Stored data
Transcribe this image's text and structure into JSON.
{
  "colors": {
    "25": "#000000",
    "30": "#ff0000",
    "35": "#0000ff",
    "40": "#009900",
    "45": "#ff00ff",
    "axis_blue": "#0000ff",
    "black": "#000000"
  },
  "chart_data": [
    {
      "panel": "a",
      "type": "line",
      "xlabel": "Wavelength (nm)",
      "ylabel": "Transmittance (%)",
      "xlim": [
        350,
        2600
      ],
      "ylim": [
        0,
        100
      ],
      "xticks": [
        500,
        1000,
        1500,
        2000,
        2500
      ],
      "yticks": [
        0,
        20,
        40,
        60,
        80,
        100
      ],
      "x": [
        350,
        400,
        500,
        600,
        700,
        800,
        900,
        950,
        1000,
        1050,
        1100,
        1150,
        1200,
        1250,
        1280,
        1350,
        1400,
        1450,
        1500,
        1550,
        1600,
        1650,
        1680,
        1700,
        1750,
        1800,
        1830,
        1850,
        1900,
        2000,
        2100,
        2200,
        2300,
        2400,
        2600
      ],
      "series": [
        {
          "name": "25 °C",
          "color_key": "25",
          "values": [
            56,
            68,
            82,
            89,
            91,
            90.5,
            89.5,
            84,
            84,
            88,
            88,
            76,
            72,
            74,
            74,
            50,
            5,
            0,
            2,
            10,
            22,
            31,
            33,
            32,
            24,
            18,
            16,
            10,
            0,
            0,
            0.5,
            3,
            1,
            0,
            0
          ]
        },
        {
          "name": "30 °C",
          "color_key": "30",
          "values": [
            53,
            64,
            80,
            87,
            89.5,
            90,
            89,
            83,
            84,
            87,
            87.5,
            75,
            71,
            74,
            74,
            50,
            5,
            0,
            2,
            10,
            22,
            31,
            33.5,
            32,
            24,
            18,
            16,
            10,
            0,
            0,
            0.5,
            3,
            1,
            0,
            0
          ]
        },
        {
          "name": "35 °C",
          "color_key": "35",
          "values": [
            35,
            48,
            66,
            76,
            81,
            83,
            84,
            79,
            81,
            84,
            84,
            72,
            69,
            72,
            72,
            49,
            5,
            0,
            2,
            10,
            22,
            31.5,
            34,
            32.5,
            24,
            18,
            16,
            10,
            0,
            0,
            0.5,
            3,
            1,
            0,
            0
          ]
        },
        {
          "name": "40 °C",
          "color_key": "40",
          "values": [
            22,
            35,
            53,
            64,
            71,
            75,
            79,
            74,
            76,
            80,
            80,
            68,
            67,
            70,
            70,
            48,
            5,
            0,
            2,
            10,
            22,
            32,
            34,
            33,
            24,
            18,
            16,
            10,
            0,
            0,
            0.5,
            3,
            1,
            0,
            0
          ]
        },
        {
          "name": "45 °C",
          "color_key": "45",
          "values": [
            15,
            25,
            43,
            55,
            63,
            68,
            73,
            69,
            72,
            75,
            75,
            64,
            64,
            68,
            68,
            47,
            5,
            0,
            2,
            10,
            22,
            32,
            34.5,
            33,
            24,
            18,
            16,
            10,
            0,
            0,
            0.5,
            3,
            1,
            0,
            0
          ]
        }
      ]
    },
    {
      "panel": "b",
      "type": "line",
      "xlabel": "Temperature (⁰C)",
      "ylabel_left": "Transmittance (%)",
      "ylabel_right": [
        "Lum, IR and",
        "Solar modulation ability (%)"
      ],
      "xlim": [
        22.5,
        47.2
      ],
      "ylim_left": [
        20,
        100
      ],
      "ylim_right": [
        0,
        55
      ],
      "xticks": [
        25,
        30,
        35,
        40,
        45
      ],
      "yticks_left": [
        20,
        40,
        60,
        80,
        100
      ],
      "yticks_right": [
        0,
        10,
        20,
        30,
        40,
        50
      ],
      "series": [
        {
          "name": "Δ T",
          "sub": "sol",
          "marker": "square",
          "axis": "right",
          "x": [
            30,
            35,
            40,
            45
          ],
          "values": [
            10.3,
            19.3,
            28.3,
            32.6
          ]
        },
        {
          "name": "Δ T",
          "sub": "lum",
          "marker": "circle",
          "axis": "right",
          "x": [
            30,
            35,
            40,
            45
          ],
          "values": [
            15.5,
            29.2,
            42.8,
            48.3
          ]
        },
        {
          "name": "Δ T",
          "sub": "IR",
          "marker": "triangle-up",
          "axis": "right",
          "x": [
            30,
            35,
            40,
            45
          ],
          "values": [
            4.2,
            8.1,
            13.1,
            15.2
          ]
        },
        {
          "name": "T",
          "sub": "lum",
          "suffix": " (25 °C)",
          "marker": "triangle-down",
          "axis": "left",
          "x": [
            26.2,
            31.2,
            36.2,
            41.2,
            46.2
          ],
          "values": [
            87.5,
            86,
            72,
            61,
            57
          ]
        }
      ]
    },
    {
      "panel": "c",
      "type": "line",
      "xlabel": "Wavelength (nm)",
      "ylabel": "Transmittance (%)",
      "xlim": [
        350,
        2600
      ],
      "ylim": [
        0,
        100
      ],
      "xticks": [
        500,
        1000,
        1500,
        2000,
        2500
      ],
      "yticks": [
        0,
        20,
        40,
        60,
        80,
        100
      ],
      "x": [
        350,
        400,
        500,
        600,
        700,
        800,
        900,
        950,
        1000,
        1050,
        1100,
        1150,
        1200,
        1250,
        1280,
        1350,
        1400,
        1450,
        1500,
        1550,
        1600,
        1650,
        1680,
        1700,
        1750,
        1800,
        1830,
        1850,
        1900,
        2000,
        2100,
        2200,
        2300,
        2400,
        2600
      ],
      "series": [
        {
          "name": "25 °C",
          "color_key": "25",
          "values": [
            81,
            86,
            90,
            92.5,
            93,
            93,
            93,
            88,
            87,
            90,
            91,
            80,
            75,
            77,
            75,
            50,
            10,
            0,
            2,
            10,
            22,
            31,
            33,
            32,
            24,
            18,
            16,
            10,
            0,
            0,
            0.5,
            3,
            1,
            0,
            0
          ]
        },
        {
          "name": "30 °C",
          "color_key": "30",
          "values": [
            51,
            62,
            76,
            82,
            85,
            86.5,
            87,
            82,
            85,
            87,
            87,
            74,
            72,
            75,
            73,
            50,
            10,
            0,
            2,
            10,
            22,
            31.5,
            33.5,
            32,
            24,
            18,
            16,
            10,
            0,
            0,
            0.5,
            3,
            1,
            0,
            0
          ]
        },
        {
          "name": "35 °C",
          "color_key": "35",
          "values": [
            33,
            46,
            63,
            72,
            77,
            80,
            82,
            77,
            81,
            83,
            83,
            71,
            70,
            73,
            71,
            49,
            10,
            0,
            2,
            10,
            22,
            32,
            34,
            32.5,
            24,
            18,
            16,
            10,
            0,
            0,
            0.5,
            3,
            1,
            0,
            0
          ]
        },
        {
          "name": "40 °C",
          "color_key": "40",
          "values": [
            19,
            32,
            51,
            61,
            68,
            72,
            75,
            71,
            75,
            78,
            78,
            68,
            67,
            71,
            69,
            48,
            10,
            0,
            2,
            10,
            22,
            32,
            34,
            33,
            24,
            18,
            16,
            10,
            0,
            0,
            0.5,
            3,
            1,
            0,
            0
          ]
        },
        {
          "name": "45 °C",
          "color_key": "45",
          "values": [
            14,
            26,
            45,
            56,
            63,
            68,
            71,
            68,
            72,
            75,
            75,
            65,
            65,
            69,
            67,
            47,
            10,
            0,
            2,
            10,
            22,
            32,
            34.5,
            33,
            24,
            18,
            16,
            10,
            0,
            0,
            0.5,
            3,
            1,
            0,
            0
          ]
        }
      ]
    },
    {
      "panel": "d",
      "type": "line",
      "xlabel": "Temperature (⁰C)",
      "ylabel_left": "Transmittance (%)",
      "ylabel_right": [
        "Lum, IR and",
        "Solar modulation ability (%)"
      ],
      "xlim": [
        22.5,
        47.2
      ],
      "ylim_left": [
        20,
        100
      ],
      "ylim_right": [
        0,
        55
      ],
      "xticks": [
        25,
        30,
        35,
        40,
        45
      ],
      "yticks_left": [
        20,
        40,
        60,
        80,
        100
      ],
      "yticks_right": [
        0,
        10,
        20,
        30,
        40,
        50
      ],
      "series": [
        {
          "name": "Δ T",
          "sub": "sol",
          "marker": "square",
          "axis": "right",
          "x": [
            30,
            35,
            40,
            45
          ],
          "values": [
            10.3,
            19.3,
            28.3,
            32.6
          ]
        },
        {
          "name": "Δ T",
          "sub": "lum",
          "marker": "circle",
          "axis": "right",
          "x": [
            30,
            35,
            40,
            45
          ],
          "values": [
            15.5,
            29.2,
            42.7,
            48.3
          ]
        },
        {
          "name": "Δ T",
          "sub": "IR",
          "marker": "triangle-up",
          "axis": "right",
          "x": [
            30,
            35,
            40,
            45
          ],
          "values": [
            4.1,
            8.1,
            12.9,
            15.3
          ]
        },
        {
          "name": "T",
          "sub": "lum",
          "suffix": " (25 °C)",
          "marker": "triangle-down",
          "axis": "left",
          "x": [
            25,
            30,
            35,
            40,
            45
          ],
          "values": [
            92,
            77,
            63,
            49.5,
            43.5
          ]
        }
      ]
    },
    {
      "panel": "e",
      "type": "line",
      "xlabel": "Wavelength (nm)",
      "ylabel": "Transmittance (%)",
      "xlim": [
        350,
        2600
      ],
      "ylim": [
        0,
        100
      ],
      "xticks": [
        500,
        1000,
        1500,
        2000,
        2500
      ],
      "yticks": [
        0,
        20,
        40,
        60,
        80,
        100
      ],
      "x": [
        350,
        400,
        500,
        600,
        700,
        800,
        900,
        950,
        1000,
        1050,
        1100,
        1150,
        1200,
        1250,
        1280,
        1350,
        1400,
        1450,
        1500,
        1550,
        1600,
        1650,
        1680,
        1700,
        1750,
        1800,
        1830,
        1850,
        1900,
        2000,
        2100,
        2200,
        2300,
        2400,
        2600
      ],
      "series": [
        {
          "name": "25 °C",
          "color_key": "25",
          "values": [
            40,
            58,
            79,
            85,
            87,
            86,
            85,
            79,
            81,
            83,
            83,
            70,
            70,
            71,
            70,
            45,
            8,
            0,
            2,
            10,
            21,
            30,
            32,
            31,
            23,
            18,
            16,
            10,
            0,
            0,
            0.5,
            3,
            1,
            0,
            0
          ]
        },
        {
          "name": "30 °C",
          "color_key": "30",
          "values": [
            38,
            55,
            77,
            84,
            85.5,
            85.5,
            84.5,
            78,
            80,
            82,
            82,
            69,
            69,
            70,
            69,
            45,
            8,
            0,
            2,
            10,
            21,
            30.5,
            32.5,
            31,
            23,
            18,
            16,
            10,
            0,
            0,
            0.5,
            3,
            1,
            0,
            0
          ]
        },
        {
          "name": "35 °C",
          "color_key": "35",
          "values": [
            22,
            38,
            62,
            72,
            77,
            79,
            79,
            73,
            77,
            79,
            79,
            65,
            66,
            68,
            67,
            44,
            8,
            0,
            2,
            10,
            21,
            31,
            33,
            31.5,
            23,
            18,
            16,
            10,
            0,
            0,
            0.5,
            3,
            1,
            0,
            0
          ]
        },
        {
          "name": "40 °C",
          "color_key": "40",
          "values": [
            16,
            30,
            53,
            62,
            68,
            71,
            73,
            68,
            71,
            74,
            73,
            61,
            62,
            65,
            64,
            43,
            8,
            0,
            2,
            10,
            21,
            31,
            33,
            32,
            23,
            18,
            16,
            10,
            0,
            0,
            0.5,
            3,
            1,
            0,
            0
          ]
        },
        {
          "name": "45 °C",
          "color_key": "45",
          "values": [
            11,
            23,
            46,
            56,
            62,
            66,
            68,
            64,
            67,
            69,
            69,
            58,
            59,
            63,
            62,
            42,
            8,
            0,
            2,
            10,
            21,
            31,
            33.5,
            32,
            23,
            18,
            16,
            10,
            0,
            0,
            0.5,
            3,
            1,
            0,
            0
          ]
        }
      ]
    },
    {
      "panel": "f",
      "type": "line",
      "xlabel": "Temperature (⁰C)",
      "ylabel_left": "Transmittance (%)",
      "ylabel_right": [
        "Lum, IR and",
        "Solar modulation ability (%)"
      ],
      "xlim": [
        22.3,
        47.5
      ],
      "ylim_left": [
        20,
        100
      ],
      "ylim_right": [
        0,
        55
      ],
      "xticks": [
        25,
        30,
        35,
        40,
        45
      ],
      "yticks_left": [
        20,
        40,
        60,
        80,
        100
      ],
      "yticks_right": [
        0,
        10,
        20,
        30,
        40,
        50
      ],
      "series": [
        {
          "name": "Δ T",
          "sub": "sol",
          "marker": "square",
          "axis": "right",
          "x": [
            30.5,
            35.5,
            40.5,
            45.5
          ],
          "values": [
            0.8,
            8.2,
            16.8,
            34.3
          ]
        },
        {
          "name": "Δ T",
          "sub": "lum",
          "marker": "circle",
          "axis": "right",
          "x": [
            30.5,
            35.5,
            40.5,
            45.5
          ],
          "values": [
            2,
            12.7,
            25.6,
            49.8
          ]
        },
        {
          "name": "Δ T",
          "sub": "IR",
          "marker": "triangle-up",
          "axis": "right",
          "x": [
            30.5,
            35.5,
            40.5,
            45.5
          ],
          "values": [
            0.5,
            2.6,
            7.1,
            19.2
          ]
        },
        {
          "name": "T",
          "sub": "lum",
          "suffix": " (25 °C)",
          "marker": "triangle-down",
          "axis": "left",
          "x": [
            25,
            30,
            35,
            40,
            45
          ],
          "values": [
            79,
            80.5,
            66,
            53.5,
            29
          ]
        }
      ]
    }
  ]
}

> **Set task**: Locate all lines in the listing above with the word "panel" and copy them.

> **Answer to the exercise**:
      "panel": "a",
      "panel": "b",
      "panel": "c",
      "panel": "d",
      "panel": "e",
      "panel": "f",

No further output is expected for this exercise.